___ Records supplied
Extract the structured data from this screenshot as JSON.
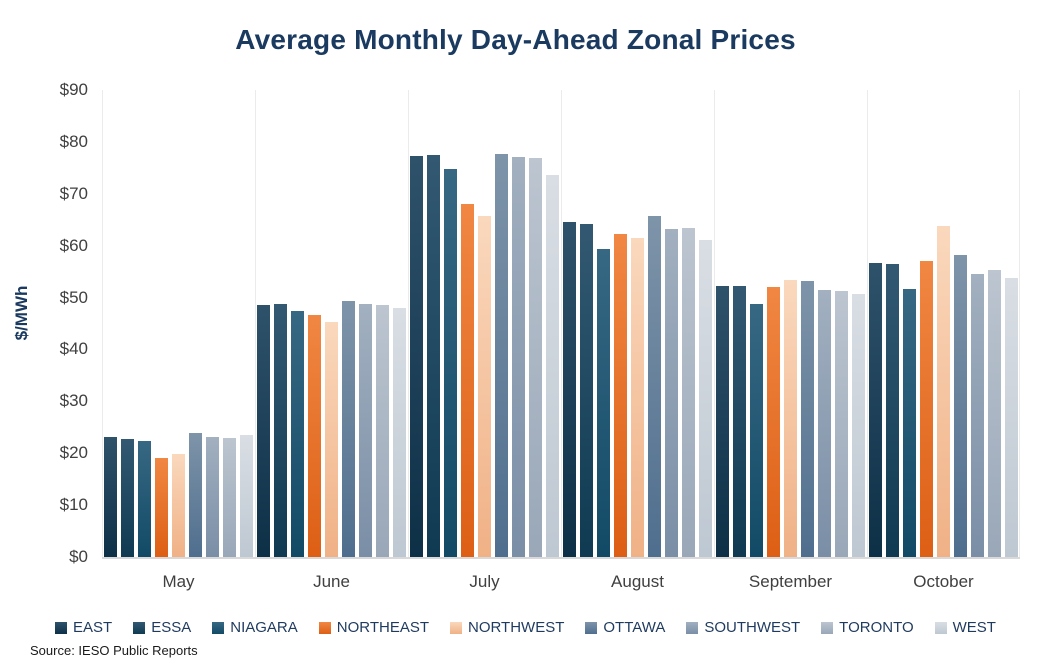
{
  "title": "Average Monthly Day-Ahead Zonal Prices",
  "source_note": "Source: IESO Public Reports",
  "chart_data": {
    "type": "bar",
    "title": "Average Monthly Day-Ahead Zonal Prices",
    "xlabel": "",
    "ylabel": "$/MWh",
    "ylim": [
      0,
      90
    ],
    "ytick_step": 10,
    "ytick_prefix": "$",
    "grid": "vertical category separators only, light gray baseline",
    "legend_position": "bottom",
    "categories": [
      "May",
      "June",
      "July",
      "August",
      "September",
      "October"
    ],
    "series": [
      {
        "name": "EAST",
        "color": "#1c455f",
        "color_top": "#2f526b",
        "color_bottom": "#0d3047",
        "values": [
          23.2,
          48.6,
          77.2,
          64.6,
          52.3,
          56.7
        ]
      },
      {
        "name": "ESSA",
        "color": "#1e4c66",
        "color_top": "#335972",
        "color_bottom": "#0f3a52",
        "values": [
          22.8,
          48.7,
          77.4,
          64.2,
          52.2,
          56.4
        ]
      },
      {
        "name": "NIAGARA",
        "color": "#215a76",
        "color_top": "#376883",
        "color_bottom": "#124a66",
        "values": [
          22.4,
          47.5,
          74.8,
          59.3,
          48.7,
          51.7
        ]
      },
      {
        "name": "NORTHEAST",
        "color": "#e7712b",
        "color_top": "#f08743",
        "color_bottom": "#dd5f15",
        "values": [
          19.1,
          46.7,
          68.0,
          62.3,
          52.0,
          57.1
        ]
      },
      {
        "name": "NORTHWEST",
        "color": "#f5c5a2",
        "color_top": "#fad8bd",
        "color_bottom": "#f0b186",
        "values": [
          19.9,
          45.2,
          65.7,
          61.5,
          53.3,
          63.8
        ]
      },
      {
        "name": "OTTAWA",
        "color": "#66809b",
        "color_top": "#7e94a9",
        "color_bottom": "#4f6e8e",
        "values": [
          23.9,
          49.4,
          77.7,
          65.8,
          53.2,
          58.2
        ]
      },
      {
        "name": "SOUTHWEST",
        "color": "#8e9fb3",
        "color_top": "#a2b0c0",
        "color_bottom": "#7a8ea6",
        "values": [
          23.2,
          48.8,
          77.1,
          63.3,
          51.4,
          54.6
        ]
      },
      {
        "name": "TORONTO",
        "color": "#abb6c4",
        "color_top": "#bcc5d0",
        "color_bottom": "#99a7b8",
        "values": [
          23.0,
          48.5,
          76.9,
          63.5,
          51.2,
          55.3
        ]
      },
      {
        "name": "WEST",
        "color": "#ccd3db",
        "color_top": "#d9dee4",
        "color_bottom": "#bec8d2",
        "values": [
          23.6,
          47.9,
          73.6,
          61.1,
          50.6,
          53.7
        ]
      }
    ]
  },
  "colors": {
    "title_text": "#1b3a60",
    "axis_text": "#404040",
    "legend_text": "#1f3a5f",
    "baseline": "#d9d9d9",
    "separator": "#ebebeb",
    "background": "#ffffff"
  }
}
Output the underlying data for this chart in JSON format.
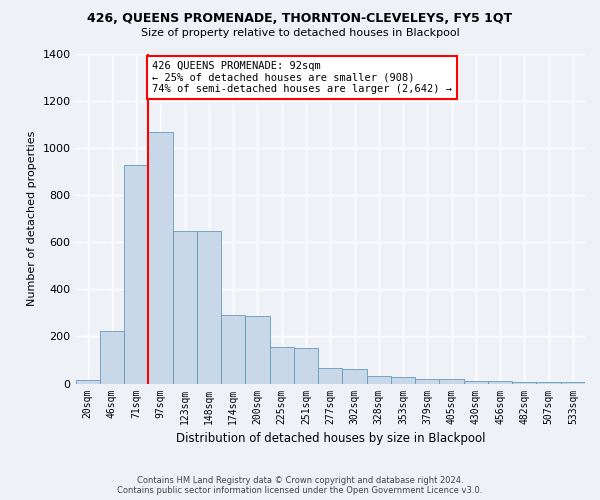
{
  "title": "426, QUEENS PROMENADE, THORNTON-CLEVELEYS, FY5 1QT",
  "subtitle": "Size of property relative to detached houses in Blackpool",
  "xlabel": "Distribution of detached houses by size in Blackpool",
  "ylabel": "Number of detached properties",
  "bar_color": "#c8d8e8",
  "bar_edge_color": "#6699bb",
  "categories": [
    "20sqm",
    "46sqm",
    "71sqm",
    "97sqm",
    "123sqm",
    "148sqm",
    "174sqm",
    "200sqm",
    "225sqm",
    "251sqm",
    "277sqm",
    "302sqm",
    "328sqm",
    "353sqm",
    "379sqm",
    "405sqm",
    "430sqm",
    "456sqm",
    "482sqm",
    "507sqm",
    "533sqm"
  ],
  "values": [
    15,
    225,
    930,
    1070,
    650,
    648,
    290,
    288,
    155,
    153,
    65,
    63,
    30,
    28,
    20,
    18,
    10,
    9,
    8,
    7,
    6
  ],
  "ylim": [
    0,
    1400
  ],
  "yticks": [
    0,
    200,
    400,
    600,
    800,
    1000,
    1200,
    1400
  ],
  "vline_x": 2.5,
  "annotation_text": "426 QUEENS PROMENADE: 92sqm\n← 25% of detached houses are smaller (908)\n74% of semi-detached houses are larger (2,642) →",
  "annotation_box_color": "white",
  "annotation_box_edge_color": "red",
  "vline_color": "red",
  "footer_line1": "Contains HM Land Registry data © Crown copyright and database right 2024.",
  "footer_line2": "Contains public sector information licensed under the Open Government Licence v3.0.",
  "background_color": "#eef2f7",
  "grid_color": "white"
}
______
- **Work required**:
Copy out every line of the data that includes "Ahead".

- **Problem solution**:
  "title": "Average Monthly Day-Ahead Zonal Prices",
    "title": "Average Monthly Day-Ahead Zonal Prices",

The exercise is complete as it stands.